DATA TO PROCESS ▸
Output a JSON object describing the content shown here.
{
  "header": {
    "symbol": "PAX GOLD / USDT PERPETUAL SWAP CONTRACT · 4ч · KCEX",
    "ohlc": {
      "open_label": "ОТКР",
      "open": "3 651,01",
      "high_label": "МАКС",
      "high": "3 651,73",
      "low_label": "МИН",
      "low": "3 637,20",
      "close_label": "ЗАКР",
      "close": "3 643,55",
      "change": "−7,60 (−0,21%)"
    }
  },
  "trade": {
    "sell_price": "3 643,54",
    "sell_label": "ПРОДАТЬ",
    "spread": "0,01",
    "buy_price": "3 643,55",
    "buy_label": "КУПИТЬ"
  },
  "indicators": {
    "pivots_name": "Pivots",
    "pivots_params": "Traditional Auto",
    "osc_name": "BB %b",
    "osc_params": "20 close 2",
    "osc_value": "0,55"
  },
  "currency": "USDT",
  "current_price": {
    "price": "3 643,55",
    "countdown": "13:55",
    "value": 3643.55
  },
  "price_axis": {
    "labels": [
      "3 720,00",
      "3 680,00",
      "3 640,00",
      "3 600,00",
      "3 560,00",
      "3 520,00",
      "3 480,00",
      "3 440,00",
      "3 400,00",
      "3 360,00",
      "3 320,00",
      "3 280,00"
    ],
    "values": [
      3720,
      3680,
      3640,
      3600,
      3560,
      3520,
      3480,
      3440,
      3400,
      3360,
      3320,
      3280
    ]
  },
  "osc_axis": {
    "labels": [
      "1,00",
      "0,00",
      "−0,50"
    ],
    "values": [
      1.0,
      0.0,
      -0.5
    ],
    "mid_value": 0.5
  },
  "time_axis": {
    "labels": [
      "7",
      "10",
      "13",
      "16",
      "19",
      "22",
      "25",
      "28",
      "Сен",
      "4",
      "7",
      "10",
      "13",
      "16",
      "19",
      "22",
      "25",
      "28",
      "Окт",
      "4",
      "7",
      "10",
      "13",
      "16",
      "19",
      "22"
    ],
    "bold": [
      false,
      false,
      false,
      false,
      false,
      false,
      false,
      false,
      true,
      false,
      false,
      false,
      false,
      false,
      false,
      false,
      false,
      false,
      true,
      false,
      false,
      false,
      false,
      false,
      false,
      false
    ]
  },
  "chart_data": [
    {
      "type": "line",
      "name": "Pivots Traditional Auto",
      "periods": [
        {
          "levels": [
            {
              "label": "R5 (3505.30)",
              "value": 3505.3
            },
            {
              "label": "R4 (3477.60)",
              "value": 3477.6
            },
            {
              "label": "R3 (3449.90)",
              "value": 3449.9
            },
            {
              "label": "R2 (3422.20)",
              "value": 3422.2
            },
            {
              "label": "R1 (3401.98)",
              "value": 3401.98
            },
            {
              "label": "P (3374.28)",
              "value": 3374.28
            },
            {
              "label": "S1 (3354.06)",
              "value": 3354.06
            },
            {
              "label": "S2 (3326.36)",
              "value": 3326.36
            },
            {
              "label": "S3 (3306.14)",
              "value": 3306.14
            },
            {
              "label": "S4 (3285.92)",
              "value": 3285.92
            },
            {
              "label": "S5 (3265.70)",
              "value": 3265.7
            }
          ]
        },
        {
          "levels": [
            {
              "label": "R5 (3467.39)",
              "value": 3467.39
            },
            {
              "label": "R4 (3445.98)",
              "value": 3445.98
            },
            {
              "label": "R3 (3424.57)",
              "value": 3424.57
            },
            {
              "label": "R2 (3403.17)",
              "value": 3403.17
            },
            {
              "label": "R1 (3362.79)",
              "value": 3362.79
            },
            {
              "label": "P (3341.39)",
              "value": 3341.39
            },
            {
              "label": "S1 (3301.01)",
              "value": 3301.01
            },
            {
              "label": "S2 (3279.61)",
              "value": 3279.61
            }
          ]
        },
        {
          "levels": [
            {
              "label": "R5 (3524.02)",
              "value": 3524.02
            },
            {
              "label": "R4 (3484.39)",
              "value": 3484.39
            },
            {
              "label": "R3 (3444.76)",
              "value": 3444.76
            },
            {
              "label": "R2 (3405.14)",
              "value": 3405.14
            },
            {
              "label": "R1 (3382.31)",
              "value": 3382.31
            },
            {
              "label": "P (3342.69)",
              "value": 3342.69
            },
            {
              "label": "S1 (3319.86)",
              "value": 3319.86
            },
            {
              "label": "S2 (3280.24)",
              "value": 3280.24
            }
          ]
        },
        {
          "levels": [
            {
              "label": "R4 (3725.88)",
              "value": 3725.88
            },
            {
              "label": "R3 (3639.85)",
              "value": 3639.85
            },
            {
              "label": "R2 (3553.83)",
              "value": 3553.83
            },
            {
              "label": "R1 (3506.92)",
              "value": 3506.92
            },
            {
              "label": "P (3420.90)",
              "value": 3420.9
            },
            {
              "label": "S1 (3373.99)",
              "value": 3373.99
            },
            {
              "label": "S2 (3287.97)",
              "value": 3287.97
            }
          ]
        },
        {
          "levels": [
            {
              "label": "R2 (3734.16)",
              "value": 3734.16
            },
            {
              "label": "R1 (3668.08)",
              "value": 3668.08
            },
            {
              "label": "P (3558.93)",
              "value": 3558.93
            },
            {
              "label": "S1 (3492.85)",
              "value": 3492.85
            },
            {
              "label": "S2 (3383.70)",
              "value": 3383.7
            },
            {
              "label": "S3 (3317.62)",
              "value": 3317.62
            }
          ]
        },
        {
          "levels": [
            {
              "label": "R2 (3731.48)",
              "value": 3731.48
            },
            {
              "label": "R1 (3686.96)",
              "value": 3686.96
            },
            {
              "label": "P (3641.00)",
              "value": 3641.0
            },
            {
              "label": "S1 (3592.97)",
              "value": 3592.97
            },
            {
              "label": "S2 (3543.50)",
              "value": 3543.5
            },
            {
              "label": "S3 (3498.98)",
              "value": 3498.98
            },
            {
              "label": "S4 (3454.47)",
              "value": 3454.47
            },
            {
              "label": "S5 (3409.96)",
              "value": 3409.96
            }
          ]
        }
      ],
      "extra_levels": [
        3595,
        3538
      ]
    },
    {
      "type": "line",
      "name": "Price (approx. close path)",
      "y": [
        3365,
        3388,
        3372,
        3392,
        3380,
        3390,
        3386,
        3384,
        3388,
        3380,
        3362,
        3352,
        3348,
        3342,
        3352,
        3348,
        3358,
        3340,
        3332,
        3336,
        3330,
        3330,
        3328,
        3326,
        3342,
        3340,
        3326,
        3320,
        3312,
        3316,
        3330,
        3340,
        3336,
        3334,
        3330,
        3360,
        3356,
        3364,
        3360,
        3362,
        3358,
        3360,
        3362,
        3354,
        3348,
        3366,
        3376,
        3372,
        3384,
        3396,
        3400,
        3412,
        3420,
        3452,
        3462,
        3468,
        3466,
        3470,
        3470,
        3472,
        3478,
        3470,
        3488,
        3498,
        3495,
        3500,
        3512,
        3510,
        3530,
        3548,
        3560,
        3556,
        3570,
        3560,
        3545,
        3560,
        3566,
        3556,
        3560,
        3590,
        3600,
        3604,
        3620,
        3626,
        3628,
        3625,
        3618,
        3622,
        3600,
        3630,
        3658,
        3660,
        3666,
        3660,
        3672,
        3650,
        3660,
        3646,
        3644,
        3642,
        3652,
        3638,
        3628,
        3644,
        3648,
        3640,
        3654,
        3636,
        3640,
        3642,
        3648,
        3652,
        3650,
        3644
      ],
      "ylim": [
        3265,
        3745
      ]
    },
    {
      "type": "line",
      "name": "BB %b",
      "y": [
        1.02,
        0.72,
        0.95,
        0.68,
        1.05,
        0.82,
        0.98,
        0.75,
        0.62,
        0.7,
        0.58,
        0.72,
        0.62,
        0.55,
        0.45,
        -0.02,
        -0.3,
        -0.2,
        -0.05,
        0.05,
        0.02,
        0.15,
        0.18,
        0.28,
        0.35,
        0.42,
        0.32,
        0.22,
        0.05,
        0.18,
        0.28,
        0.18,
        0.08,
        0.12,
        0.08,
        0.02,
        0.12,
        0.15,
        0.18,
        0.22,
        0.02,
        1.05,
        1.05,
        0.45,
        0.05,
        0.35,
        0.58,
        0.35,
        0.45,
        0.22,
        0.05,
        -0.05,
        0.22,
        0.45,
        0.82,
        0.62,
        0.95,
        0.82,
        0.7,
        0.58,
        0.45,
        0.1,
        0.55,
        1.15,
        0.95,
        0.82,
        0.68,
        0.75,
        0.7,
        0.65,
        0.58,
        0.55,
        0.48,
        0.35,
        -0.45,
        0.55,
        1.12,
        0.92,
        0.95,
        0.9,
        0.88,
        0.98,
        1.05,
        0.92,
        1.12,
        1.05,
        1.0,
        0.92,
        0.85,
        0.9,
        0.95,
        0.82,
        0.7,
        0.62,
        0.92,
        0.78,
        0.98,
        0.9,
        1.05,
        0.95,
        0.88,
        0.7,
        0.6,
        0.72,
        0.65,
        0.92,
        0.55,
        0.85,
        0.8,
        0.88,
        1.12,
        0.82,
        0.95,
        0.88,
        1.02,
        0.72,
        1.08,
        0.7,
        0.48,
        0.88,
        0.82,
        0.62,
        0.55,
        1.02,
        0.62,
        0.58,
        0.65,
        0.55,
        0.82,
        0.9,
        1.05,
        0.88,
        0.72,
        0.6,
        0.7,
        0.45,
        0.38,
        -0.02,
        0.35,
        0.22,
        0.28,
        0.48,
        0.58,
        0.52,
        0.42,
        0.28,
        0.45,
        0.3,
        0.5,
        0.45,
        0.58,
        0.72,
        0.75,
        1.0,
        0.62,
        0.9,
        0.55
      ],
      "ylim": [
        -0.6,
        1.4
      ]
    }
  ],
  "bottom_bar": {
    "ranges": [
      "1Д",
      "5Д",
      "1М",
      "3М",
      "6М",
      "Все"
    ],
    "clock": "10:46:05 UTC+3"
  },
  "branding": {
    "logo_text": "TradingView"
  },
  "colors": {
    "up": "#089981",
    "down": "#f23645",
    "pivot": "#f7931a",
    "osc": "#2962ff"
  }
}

INSTRUCTIONS FOR THE TASK ▸
Copy all lines from the listing that contain "USDT".

THE ANSWER ▸
    "symbol": "PAX GOLD / USDT PERPETUAL SWAP CONTRACT · 4ч · KCEX",
  "currency": "USDT",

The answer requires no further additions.